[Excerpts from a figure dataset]
++++++++

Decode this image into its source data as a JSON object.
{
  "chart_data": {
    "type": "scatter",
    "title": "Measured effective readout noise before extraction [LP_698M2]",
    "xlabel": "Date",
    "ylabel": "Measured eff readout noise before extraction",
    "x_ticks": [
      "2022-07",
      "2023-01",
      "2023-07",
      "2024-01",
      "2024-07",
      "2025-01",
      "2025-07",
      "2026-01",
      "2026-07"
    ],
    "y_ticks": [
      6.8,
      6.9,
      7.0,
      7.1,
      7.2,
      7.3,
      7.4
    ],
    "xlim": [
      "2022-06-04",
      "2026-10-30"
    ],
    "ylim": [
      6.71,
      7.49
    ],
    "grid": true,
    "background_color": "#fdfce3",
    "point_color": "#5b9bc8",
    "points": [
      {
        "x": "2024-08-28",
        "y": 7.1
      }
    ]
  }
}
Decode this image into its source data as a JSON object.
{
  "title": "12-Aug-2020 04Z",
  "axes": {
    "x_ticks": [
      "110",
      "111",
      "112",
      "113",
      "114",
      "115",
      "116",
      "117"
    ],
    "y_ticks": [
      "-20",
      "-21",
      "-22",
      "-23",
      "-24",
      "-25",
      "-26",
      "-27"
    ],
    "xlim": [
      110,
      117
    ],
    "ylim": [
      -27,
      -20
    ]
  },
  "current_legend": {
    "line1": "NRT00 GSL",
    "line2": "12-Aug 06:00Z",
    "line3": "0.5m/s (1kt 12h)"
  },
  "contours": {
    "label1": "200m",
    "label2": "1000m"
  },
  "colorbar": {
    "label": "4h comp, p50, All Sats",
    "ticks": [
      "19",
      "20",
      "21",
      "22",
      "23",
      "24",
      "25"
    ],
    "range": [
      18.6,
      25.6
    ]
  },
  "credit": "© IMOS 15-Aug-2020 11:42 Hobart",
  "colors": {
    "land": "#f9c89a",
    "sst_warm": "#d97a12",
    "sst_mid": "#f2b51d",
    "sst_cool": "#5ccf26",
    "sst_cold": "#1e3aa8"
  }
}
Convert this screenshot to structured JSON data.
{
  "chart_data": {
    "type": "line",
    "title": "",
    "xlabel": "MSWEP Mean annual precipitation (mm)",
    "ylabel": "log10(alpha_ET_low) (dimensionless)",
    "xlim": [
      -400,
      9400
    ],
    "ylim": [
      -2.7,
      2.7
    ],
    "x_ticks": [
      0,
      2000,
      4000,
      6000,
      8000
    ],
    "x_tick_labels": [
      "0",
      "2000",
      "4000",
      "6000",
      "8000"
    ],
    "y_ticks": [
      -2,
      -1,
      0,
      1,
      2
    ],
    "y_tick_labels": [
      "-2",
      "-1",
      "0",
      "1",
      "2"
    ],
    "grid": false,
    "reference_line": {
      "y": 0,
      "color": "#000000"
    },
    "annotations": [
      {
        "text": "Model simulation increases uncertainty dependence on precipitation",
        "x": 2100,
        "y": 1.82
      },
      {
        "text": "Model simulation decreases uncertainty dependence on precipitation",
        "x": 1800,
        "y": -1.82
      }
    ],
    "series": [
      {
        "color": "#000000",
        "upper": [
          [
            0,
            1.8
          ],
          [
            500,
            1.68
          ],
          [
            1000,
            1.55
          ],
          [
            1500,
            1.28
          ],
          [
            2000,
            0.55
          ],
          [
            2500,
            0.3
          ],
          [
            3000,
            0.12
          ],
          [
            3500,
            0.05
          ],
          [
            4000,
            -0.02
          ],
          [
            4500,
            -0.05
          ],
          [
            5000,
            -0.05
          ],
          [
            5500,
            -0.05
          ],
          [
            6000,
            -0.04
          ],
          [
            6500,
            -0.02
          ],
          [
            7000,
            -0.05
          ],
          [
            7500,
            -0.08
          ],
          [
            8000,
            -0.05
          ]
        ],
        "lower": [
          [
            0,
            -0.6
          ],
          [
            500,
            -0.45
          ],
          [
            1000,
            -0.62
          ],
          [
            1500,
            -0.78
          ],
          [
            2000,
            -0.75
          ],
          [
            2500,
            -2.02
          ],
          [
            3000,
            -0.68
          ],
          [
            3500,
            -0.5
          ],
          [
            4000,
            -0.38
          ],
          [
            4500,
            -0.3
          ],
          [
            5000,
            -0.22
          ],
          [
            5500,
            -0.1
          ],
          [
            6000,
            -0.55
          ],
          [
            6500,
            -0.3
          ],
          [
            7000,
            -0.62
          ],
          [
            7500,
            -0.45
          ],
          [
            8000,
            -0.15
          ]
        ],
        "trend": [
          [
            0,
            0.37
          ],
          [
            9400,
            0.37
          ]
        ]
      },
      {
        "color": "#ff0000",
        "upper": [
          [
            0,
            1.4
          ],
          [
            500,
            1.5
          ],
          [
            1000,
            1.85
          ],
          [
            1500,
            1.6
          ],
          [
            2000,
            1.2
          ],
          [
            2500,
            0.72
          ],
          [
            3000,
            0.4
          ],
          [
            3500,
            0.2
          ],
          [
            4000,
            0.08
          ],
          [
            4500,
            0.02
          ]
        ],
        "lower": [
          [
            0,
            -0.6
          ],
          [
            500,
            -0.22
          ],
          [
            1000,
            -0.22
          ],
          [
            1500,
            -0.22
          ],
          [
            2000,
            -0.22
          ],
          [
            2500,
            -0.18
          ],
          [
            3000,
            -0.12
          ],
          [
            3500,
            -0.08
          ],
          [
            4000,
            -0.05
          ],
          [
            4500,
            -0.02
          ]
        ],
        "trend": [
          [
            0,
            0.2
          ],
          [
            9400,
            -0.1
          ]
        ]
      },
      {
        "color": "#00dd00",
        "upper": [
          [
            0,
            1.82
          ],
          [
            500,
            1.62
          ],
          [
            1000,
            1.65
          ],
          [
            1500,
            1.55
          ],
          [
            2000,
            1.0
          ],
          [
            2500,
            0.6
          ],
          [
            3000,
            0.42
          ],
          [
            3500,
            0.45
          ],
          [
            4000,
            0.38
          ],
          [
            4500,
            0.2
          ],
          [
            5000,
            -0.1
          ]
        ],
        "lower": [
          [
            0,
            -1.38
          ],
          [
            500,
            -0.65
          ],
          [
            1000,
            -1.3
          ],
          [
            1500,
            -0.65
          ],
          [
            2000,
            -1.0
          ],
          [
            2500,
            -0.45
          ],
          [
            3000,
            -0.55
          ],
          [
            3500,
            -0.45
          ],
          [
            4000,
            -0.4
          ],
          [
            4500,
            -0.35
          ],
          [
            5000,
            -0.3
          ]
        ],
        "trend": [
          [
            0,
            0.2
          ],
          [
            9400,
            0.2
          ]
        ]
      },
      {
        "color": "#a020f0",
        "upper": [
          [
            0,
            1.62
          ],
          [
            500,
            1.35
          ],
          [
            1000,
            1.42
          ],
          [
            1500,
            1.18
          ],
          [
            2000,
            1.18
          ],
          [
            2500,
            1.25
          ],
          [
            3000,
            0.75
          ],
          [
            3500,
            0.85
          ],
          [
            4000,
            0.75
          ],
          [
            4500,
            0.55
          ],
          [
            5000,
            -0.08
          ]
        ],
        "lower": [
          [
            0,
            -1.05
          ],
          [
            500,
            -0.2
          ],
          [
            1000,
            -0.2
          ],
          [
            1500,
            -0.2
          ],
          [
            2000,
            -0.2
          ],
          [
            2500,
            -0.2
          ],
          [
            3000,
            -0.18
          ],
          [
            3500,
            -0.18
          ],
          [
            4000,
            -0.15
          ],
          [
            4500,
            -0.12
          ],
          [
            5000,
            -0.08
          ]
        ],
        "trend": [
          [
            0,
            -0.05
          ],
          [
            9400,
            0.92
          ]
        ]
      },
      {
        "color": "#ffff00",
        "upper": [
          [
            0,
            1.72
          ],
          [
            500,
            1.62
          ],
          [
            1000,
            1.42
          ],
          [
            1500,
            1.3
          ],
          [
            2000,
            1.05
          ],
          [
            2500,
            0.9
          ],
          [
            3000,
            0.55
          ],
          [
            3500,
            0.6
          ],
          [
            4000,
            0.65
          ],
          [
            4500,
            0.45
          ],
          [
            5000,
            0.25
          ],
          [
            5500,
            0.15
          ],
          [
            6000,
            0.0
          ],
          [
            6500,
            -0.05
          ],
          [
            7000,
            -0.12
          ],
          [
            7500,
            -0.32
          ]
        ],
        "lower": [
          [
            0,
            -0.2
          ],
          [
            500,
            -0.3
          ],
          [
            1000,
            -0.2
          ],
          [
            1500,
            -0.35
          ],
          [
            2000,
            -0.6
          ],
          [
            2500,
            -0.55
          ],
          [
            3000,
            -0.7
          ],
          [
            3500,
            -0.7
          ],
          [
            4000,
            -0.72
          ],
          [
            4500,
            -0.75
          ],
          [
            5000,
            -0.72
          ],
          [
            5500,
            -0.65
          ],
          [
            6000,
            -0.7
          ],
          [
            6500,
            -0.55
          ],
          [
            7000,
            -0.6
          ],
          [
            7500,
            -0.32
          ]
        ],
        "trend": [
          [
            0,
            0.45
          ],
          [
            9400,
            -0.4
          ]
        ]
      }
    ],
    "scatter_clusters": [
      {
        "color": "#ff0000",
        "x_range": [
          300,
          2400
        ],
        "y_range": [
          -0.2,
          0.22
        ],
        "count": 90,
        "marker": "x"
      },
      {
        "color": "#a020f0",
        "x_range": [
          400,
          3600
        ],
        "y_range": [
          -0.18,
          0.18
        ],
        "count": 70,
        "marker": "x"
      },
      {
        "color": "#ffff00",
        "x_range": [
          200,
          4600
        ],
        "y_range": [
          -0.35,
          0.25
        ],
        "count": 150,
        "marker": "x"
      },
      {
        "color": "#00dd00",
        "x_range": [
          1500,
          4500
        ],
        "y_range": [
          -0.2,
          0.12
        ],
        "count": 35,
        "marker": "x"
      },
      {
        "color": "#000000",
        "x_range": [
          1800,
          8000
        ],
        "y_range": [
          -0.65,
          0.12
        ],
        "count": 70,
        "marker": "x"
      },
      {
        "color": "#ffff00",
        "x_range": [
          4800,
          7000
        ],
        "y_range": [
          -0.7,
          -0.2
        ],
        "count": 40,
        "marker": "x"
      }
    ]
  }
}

++++++++

### REQUEST
Find the word "title" in the data and copy out each line where it turns up.

### FINISHED ANSWER
    "title": "Measured effective readout noise before extraction [LP_698M2]",
  "title": "12-Aug-2020 04Z",
    "title": "",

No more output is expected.